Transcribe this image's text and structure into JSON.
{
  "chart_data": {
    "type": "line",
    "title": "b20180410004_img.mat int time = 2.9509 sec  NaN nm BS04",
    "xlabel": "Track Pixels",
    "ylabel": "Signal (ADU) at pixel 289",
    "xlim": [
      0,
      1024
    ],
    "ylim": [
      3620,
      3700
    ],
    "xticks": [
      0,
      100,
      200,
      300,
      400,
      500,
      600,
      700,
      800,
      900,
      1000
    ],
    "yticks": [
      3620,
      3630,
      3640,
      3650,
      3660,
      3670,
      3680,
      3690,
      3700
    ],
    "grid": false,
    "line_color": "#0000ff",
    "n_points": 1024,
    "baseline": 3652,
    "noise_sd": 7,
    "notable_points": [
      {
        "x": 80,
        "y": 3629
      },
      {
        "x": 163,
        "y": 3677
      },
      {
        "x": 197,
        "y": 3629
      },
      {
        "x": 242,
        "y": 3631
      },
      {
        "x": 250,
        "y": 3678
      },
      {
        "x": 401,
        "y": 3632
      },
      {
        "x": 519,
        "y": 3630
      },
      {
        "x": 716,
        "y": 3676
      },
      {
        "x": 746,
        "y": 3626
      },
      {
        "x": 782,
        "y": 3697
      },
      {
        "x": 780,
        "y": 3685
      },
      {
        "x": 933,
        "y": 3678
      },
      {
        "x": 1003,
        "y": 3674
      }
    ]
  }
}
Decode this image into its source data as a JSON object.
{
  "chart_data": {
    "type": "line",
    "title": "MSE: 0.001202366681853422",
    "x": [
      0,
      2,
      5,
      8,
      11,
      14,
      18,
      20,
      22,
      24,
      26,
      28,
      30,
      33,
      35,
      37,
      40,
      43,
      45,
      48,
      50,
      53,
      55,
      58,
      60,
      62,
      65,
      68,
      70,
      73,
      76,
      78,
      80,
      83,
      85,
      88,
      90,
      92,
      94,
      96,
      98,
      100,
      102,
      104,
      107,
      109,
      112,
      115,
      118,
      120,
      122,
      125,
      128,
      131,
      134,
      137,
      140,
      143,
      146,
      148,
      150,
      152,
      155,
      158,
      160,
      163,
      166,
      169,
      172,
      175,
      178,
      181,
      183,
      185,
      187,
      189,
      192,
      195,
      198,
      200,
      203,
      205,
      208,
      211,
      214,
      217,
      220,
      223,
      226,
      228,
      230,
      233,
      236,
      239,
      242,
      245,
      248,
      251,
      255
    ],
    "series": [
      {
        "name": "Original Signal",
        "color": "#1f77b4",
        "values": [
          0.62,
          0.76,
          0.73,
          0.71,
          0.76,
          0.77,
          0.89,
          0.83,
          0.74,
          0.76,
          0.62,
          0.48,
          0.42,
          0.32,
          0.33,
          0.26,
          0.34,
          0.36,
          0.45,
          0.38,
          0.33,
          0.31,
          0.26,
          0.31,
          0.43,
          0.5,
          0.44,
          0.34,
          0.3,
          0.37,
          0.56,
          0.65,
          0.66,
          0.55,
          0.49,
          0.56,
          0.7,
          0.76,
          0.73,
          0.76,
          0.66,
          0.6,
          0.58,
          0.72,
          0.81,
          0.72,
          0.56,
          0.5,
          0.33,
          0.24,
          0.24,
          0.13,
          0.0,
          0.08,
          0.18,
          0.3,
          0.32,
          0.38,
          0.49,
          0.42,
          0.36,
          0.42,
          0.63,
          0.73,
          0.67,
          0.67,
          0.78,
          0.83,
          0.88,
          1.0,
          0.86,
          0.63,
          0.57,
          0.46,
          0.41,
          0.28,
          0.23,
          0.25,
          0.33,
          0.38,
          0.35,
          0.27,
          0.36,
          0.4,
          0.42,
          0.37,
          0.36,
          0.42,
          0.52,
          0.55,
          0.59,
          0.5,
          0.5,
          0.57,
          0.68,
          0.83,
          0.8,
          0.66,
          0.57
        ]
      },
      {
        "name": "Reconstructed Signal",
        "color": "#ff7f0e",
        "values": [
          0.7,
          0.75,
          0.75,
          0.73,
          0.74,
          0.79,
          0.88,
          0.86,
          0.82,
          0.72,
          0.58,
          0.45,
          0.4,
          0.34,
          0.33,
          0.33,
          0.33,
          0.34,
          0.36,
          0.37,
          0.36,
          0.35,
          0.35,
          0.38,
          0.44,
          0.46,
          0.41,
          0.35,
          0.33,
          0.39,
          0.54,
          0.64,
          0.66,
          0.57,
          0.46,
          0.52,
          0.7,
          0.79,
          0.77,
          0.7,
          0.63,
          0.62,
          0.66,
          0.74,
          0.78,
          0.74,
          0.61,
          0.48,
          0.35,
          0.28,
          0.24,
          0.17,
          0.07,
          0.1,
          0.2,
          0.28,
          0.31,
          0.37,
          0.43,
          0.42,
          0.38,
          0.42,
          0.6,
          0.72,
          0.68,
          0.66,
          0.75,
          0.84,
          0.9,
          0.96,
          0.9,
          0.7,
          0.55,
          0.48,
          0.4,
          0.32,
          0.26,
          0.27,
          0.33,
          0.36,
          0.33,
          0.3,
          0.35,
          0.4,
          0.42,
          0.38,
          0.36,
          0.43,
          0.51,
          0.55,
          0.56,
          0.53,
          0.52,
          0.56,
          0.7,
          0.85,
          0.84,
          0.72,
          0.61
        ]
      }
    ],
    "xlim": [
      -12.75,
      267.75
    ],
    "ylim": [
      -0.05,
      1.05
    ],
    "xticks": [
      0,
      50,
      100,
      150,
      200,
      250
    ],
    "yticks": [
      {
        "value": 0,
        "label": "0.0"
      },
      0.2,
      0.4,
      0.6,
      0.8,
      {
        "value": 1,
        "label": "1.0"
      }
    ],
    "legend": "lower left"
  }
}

^^^^

- _Written problem_:
Extract all of the material exactly as it is written.

- _Expected output_:
Transcribe this image's text and structure into JSON.
{
  "chart_data": {
    "type": "line",
    "title": "b20180410004_img.mat int time = 2.9509 sec  NaN nm BS04",
    "xlabel": "Track Pixels",
    "ylabel": "Signal (ADU) at pixel 289",
    "xlim": [
      0,
      1024
    ],
    "ylim": [
      3620,
      3700
    ],
    "xticks": [
      0,
      100,
      200,
      300,
      400,
      500,
      600,
      700,
      800,
      900,
      1000
    ],
    "yticks": [
      3620,
      3630,
      3640,
      3650,
      3660,
      3670,
      3680,
      3690,
      3700
    ],
    "grid": false,
    "line_color": "#0000ff",
    "n_points": 1024,
    "baseline": 3652,
    "noise_sd": 7,
    "notable_points": [
      {
        "x": 80,
        "y": 3629
      },
      {
        "x": 163,
        "y": 3677
      },
      {
        "x": 197,
        "y": 3629
      },
      {
        "x": 242,
        "y": 3631
      },
      {
        "x": 250,
        "y": 3678
      },
      {
        "x": 401,
        "y": 3632
      },
      {
        "x": 519,
        "y": 3630
      },
      {
        "x": 716,
        "y": 3676
      },
      {
        "x": 746,
        "y": 3626
      },
      {
        "x": 782,
        "y": 3697
      },
      {
        "x": 780,
        "y": 3685
      },
      {
        "x": 933,
        "y": 3678
      },
      {
        "x": 1003,
        "y": 3674
      }
    ]
  }
}
Decode this image into its source data as a JSON object.
{
  "chart_data": {
    "type": "line",
    "title": "MSE: 0.001202366681853422",
    "x": [
      0,
      2,
      5,
      8,
      11,
      14,
      18,
      20,
      22,
      24,
      26,
      28,
      30,
      33,
      35,
      37,
      40,
      43,
      45,
      48,
      50,
      53,
      55,
      58,
      60,
      62,
      65,
      68,
      70,
      73,
      76,
      78,
      80,
      83,
      85,
      88,
      90,
      92,
      94,
      96,
      98,
      100,
      102,
      104,
      107,
      109,
      112,
      115,
      118,
      120,
      122,
      125,
      128,
      131,
      134,
      137,
      140,
      143,
      146,
      148,
      150,
      152,
      155,
      158,
      160,
      163,
      166,
      169,
      172,
      175,
      178,
      181,
      183,
      185,
      187,
      189,
      192,
      195,
      198,
      200,
      203,
      205,
      208,
      211,
      214,
      217,
      220,
      223,
      226,
      228,
      230,
      233,
      236,
      239,
      242,
      245,
      248,
      251,
      255
    ],
    "series": [
      {
        "name": "Original Signal",
        "color": "#1f77b4",
        "values": [
          0.62,
          0.76,
          0.73,
          0.71,
          0.76,
          0.77,
          0.89,
          0.83,
          0.74,
          0.76,
          0.62,
          0.48,
          0.42,
          0.32,
          0.33,
          0.26,
          0.34,
          0.36,
          0.45,
          0.38,
          0.33,
          0.31,
          0.26,
          0.31,
          0.43,
          0.5,
          0.44,
          0.34,
          0.3,
          0.37,
          0.56,
          0.65,
          0.66,
          0.55,
          0.49,
          0.56,
          0.7,
          0.76,
          0.73,
          0.76,
          0.66,
          0.6,
          0.58,
          0.72,
          0.81,
          0.72,
          0.56,
          0.5,
          0.33,
          0.24,
          0.24,
          0.13,
          0.0,
          0.08,
          0.18,
          0.3,
          0.32,
          0.38,
          0.49,
          0.42,
          0.36,
          0.42,
          0.63,
          0.73,
          0.67,
          0.67,
          0.78,
          0.83,
          0.88,
          1.0,
          0.86,
          0.63,
          0.57,
          0.46,
          0.41,
          0.28,
          0.23,
          0.25,
          0.33,
          0.38,
          0.35,
          0.27,
          0.36,
          0.4,
          0.42,
          0.37,
          0.36,
          0.42,
          0.52,
          0.55,
          0.59,
          0.5,
          0.5,
          0.57,
          0.68,
          0.83,
          0.8,
          0.66,
          0.57
        ]
      },
      {
        "name": "Reconstructed Signal",
        "color": "#ff7f0e",
        "values": [
          0.7,
          0.75,
          0.75,
          0.73,
          0.74,
          0.79,
          0.88,
          0.86,
          0.82,
          0.72,
          0.58,
          0.45,
          0.4,
          0.34,
          0.33,
          0.33,
          0.33,
          0.34,
          0.36,
          0.37,
          0.36,
          0.35,
          0.35,
          0.38,
          0.44,
          0.46,
          0.41,
          0.35,
          0.33,
          0.39,
          0.54,
          0.64,
          0.66,
          0.57,
          0.46,
          0.52,
          0.7,
          0.79,
          0.77,
          0.7,
          0.63,
          0.62,
          0.66,
          0.74,
          0.78,
          0.74,
          0.61,
          0.48,
          0.35,
          0.28,
          0.24,
          0.17,
          0.07,
          0.1,
          0.2,
          0.28,
          0.31,
          0.37,
          0.43,
          0.42,
          0.38,
          0.42,
          0.6,
          0.72,
          0.68,
          0.66,
          0.75,
          0.84,
          0.9,
          0.96,
          0.9,
          0.7,
          0.55,
          0.48,
          0.4,
          0.32,
          0.26,
          0.27,
          0.33,
          0.36,
          0.33,
          0.3,
          0.35,
          0.4,
          0.42,
          0.38,
          0.36,
          0.43,
          0.51,
          0.55,
          0.56,
          0.53,
          0.52,
          0.56,
          0.7,
          0.85,
          0.84,
          0.72,
          0.61
        ]
      }
    ],
    "xlim": [
      -12.75,
      267.75
    ],
    "ylim": [
      -0.05,
      1.05
    ],
    "xticks": [
      0,
      50,
      100,
      150,
      200,
      250
    ],
    "yticks": [
      {
        "value": 0,
        "label": "0.0"
      },
      0.2,
      0.4,
      0.6,
      0.8,
      {
        "value": 1,
        "label": "1.0"
      }
    ],
    "legend": "lower left"
  }
}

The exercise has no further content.